● WORK REQUIRED
Set the listing down again in full, word for word, with the pictures left out.

● TASK INPUTS
-------

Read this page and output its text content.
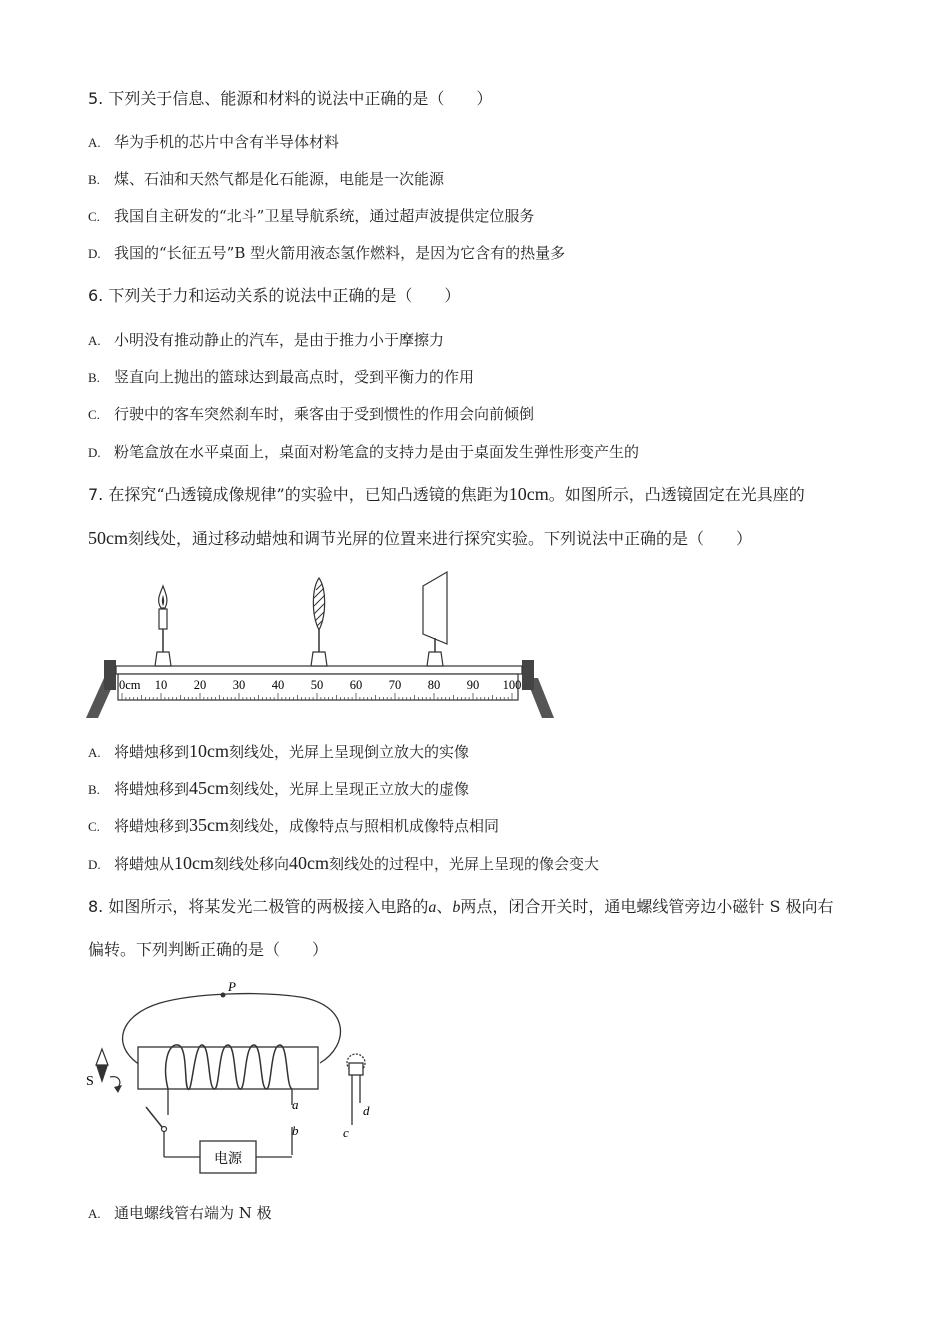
5. 下列关于信息、能源和材料的说法中正确的是（　　）
A. 华为手机的芯片中含有半导体材料
B. 煤、石油和天然气都是化石能源，电能是一次能源
C. 我国自主研发的“北斗”卫星导航系统，通过超声波提供定位服务
D. 我国的“长征五号”B 型火箭用液态氢作燃料，是因为它含有的热量多
6. 下列关于力和运动关系的说法中正确的是（　　）
A. 小明没有推动静止的汽车，是由于推力小于摩擦力
B. 竖直向上抛出的篮球达到最高点时，受到平衡力的作用
C. 行驶中的客车突然刹车时，乘客由于受到惯性的作用会向前倾倒
D. 粉笔盒放在水平桌面上，桌面对粉笔盒的支持力是由于桌面发生弹性形变产生的
7. 在探究“凸透镜成像规律”的实验中，已知凸透镜的焦距为10cm。如图所示，凸透镜固定在光具座的
50cm刻线处，通过移动蜡烛和调节光屏的位置来进行探究实验。下列说法中正确的是（　　）
0cm 10 20 30 40 50 60 70 80 90 100
A. 将蜡烛移到10cm刻线处，光屏上呈现倒立放大的实像
B. 将蜡烛移到45cm刻线处，光屏上呈现正立放大的虚像
C. 将蜡烛移到35cm刻线处，成像特点与照相机成像特点相同
D. 将蜡烛从10cm刻线处移向40cm刻线处的过程中，光屏上呈现的像会变大
8. 如图所示，将某发光二极管的两极接入电路的a、b两点，闭合开关时，通电螺线管旁边小磁针 S 极向右
偏转。下列判断正确的是（　　）
P
a
b
电源
S
c
d
A. 通电螺线管右端为 N 极
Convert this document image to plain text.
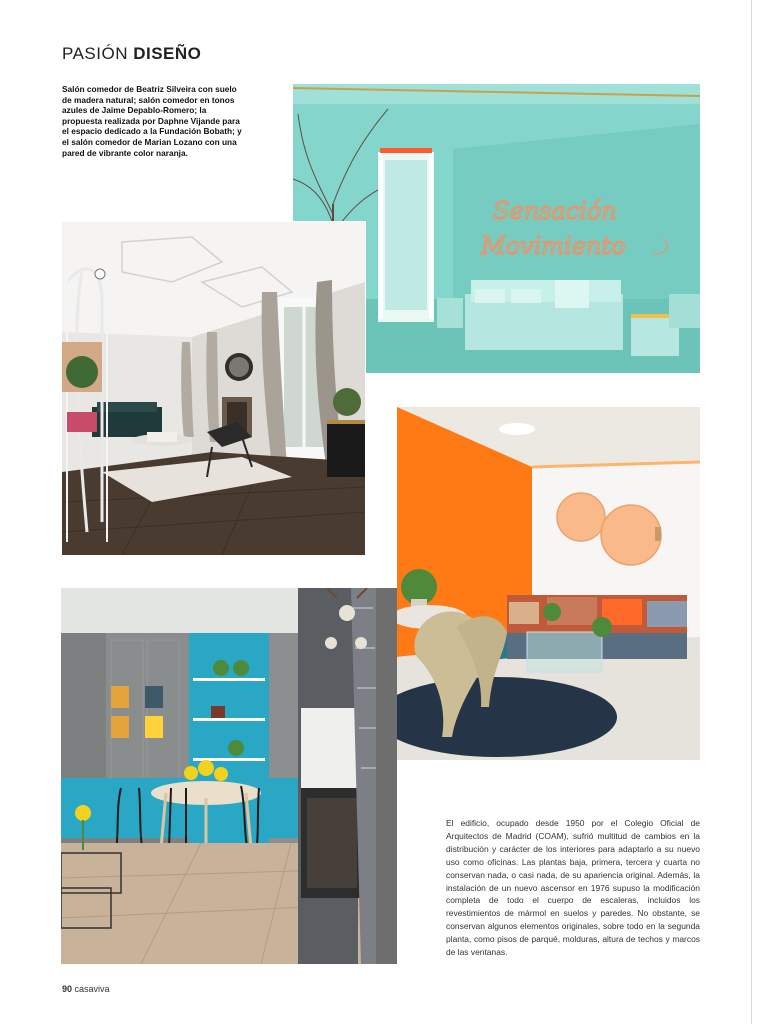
PASIÓN DISEÑO
Salón comedor de Beatriz Silveira con suelo de madera natural; salón comedor en tonos azules de Jaime Depablo-Romero; la propuesta realizada por Daphne Vijande para el espacio dedicado a la Fundación Bobath; y el salón comedor de Marian Lozano con una pared de vibrante color naranja.
Sensación
Movimiento
El edificio, ocupado desde 1950 por el Colegio Oficial de Arquitectos de Madrid (COAM), sufrió multitud de cambios en la distribución y carácter de los interiores para adaptarlo a su nuevo uso como oficinas. Las plantas baja, primera, tercera y cuarta no conservan nada, o casi nada, de su apariencia original. Además, la instalación de un nuevo ascensor en 1976 supuso la modificación completa de todo el cuerpo de escaleras, incluidos los revestimientos de mármol en suelos y paredes. No obstante, se conservan algunos elementos originales, sobre todo en la segunda planta, como pisos de parqué, molduras, altura de techos y marcos de las ventanas.
90 casaviva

-------

● FINAL RESULT
Read this page and output its text content.
5. 下列关于信息、能源和材料的说法中正确的是（　　）
A. 华为手机的芯片中含有半导体材料
B. 煤、石油和天然气都是化石能源，电能是一次能源
C. 我国自主研发的“北斗”卫星导航系统，通过超声波提供定位服务
D. 我国的“长征五号”B 型火箭用液态氢作燃料，是因为它含有的热量多
6. 下列关于力和运动关系的说法中正确的是（　　）
A. 小明没有推动静止的汽车，是由于推力小于摩擦力
B. 竖直向上抛出的篮球达到最高点时，受到平衡力的作用
C. 行驶中的客车突然刹车时，乘客由于受到惯性的作用会向前倾倒
D. 粉笔盒放在水平桌面上，桌面对粉笔盒的支持力是由于桌面发生弹性形变产生的
7. 在探究“凸透镜成像规律”的实验中，已知凸透镜的焦距为10cm。如图所示，凸透镜固定在光具座的
50cm刻线处，通过移动蜡烛和调节光屏的位置来进行探究实验。下列说法中正确的是（　　）
0cm 10 20 30 40 50 60 70 80 90 100
A. 将蜡烛移到10cm刻线处，光屏上呈现倒立放大的实像
B. 将蜡烛移到45cm刻线处，光屏上呈现正立放大的虚像
C. 将蜡烛移到35cm刻线处，成像特点与照相机成像特点相同
D. 将蜡烛从10cm刻线处移向40cm刻线处的过程中，光屏上呈现的像会变大
8. 如图所示，将某发光二极管的两极接入电路的a、b两点，闭合开关时，通电螺线管旁边小磁针 S 极向右
偏转。下列判断正确的是（　　）
P
a
b
电源
S
c
d
A. 通电螺线管右端为 N 极
Convert this document image to plain text.
PASIÓN DISEÑO
Salón comedor de Beatriz Silveira con suelo de madera natural; salón comedor en tonos azules de Jaime Depablo-Romero; la propuesta realizada por Daphne Vijande para el espacio dedicado a la Fundación Bobath; y el salón comedor de Marian Lozano con una pared de vibrante color naranja.
Sensación
Movimiento
El edificio, ocupado desde 1950 por el Colegio Oficial de Arquitectos de Madrid (COAM), sufrió multitud de cambios en la distribución y carácter de los interiores para adaptarlo a su nuevo uso como oficinas. Las plantas baja, primera, tercera y cuarta no conservan nada, o casi nada, de su apariencia original. Además, la instalación de un nuevo ascensor en 1976 supuso la modificación completa de todo el cuerpo de escaleras, incluidos los revestimientos de mármol en suelos y paredes. No obstante, se conservan algunos elementos originales, sobre todo en la segunda planta, como pisos de parqué, molduras, altura de techos y marcos de las ventanas.
90 casaviva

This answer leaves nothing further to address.